Copy the entries below word for word, with every line unchanged.
____
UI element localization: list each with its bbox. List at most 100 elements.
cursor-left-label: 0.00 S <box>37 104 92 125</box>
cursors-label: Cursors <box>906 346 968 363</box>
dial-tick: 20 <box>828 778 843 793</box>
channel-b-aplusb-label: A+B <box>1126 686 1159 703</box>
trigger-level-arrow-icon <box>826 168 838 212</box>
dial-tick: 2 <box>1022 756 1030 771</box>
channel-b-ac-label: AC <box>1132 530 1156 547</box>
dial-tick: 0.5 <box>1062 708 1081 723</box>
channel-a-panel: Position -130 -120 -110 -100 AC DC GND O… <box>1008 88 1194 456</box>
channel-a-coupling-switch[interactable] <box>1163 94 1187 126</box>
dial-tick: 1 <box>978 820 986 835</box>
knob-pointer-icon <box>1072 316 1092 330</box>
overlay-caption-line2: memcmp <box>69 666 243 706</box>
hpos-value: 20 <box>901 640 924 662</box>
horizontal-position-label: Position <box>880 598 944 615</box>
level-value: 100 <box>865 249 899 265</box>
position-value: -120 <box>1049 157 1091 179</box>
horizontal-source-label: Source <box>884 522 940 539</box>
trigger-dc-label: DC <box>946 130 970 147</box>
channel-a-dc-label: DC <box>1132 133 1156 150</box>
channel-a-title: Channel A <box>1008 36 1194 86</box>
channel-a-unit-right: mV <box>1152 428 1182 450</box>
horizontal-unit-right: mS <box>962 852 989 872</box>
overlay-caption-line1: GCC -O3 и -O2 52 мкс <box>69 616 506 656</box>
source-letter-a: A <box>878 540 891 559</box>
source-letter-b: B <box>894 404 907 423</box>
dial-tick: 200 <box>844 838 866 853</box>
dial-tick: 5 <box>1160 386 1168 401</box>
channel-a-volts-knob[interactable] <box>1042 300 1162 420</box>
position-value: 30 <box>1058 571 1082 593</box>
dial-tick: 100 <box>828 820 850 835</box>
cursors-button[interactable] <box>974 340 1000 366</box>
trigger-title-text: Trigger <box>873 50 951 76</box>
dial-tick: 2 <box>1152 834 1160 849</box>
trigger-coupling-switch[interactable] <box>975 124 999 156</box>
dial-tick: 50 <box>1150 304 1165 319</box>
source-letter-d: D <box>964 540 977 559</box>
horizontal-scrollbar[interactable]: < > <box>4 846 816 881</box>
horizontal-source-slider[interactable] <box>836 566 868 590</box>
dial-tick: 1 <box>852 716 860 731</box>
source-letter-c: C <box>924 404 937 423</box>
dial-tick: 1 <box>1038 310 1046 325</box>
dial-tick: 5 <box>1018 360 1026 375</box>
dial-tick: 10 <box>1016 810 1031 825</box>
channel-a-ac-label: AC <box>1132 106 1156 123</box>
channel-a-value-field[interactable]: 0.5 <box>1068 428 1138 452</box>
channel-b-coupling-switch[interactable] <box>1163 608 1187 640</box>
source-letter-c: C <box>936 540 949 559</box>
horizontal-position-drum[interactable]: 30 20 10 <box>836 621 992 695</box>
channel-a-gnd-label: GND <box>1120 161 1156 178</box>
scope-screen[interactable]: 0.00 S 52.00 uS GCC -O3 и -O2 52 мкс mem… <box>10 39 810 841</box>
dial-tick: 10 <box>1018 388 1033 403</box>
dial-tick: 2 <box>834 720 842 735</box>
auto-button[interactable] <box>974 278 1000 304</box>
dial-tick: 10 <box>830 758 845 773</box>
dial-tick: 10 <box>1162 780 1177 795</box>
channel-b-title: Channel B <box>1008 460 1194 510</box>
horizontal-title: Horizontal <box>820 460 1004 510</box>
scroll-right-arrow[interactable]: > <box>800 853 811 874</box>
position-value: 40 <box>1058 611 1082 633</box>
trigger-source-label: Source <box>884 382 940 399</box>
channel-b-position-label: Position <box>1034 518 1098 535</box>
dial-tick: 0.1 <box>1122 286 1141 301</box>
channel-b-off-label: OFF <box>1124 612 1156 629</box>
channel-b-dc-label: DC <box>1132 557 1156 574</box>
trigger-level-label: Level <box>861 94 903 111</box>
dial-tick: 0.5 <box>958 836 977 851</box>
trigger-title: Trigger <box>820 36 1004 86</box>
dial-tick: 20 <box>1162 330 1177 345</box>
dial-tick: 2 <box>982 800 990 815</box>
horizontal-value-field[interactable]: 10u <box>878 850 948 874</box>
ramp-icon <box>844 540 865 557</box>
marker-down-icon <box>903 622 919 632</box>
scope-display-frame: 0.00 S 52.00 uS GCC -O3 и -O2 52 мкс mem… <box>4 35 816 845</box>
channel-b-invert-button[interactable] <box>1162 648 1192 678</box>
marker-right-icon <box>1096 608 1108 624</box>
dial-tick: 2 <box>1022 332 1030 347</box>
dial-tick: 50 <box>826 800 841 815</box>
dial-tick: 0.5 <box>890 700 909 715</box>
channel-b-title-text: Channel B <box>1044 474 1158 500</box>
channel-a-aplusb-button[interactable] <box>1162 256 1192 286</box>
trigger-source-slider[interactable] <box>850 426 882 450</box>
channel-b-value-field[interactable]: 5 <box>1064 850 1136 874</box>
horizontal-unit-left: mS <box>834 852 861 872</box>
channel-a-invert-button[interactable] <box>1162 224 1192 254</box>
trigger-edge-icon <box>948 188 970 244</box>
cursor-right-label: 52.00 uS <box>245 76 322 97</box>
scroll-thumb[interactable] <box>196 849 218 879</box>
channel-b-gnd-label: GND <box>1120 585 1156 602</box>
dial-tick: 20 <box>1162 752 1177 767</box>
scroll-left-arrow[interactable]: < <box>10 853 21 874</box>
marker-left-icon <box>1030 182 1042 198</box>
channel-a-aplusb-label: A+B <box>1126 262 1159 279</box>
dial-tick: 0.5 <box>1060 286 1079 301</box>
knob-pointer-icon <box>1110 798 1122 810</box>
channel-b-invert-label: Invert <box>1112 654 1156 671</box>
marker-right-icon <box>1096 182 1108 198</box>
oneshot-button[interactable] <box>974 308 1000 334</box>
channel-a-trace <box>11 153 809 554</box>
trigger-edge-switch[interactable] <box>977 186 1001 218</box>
____
→ SOLUTION FOR THIS EXERCISE:
UI element localization: list each with its bbox. List at most 100 elements.
cursor-left-label: 0.00 S <box>37 104 92 125</box>
cursors-label: Cursors <box>906 346 968 363</box>
dial-tick: 20 <box>828 778 843 793</box>
channel-b-aplusb-label: A+B <box>1126 686 1159 703</box>
trigger-level-arrow-icon <box>826 168 838 212</box>
dial-tick: 2 <box>1022 756 1030 771</box>
channel-b-ac-label: AC <box>1132 530 1156 547</box>
dial-tick: 0.5 <box>1062 708 1081 723</box>
channel-a-panel: Position -130 -120 -110 -100 AC DC GND O… <box>1008 88 1194 456</box>
channel-a-coupling-switch[interactable] <box>1163 94 1187 126</box>
dial-tick: 1 <box>978 820 986 835</box>
knob-pointer-icon <box>1072 316 1092 330</box>
overlay-caption-line2: memcmp <box>69 666 243 706</box>
hpos-value: 20 <box>901 640 924 662</box>
horizontal-position-label: Position <box>880 598 944 615</box>
level-value: 100 <box>865 249 899 265</box>
position-value: -120 <box>1049 157 1091 179</box>
horizontal-source-label: Source <box>884 522 940 539</box>
trigger-dc-label: DC <box>946 130 970 147</box>
channel-a-dc-label: DC <box>1132 133 1156 150</box>
channel-a-title: Channel A <box>1008 36 1194 86</box>
channel-a-unit-right: mV <box>1152 428 1182 450</box>
horizontal-unit-right: mS <box>962 852 989 872</box>
overlay-caption-line1: GCC -O3 и -O2 52 мкс <box>69 616 506 656</box>
source-letter-a: A <box>878 540 891 559</box>
source-letter-b: B <box>894 404 907 423</box>
dial-tick: 200 <box>844 838 866 853</box>
dial-tick: 5 <box>1160 386 1168 401</box>
channel-a-volts-knob[interactable] <box>1042 300 1162 420</box>
position-value: 30 <box>1058 571 1082 593</box>
dial-tick: 100 <box>828 820 850 835</box>
cursors-button[interactable] <box>974 340 1000 366</box>
trigger-title-text: Trigger <box>873 50 951 76</box>
dial-tick: 2 <box>1152 834 1160 849</box>
trigger-coupling-switch[interactable] <box>975 124 999 156</box>
dial-tick: 50 <box>1150 304 1165 319</box>
source-letter-d: D <box>964 540 977 559</box>
horizontal-scrollbar[interactable]: < > <box>4 846 816 881</box>
horizontal-source-slider[interactable] <box>836 566 868 590</box>
dial-tick: 1 <box>852 716 860 731</box>
source-letter-c: C <box>924 404 937 423</box>
dial-tick: 1 <box>1038 310 1046 325</box>
dial-tick: 5 <box>1018 360 1026 375</box>
dial-tick: 10 <box>1016 810 1031 825</box>
channel-a-ac-label: AC <box>1132 106 1156 123</box>
channel-a-value-field[interactable]: 0.5 <box>1068 428 1138 452</box>
channel-b-coupling-switch[interactable] <box>1163 608 1187 640</box>
source-letter-c: C <box>936 540 949 559</box>
horizontal-position-drum[interactable]: 30 20 10 <box>836 621 992 695</box>
channel-a-gnd-label: GND <box>1120 161 1156 178</box>
scope-screen[interactable]: 0.00 S 52.00 uS GCC -O3 и -O2 52 мкс mem… <box>10 39 810 841</box>
dial-tick: 10 <box>1018 388 1033 403</box>
dial-tick: 2 <box>834 720 842 735</box>
auto-button[interactable] <box>974 278 1000 304</box>
dial-tick: 10 <box>830 758 845 773</box>
dial-tick: 10 <box>1162 780 1177 795</box>
channel-b-title: Channel B <box>1008 460 1194 510</box>
horizontal-title: Horizontal <box>820 460 1004 510</box>
scroll-right-arrow[interactable]: > <box>800 853 811 874</box>
position-value: 40 <box>1058 611 1082 633</box>
trigger-source-label: Source <box>884 382 940 399</box>
channel-b-position-label: Position <box>1034 518 1098 535</box>
dial-tick: 0.1 <box>1122 286 1141 301</box>
channel-b-off-label: OFF <box>1124 612 1156 629</box>
channel-b-dc-label: DC <box>1132 557 1156 574</box>
trigger-level-label: Level <box>861 94 903 111</box>
dial-tick: 0.5 <box>958 836 977 851</box>
trigger-title: Trigger <box>820 36 1004 86</box>
dial-tick: 20 <box>1162 330 1177 345</box>
dial-tick: 2 <box>982 800 990 815</box>
horizontal-value-field[interactable]: 10u <box>878 850 948 874</box>
ramp-icon <box>844 540 865 557</box>
marker-down-icon <box>903 622 919 632</box>
scope-display-frame: 0.00 S 52.00 uS GCC -O3 и -O2 52 мкс mem… <box>4 35 816 845</box>
channel-b-invert-button[interactable] <box>1162 648 1192 678</box>
marker-right-icon <box>1096 608 1108 624</box>
dial-tick: 2 <box>1022 332 1030 347</box>
dial-tick: 50 <box>826 800 841 815</box>
dial-tick: 0.5 <box>890 700 909 715</box>
channel-b-title-text: Channel B <box>1044 474 1158 500</box>
channel-a-aplusb-button[interactable] <box>1162 256 1192 286</box>
trigger-source-slider[interactable] <box>850 426 882 450</box>
channel-b-value-field[interactable]: 5 <box>1064 850 1136 874</box>
horizontal-unit-left: mS <box>834 852 861 872</box>
channel-a-invert-button[interactable] <box>1162 224 1192 254</box>
trigger-edge-icon <box>948 188 970 244</box>
cursor-right-label: 52.00 uS <box>245 76 322 97</box>
scroll-thumb[interactable] <box>196 849 218 879</box>
channel-b-gnd-label: GND <box>1120 585 1156 602</box>
dial-tick: 20 <box>1162 752 1177 767</box>
scroll-left-arrow[interactable]: < <box>10 853 21 874</box>
marker-left-icon <box>1030 182 1042 198</box>
channel-a-aplusb-label: A+B <box>1126 262 1159 279</box>
dial-tick: 0.5 <box>1060 286 1079 301</box>
knob-pointer-icon <box>1110 798 1122 810</box>
channel-b-invert-label: Invert <box>1112 654 1156 671</box>
marker-right-icon <box>1096 182 1108 198</box>
oneshot-button[interactable] <box>974 308 1000 334</box>
channel-a-trace <box>11 153 809 554</box>
trigger-edge-switch[interactable] <box>977 186 1001 218</box>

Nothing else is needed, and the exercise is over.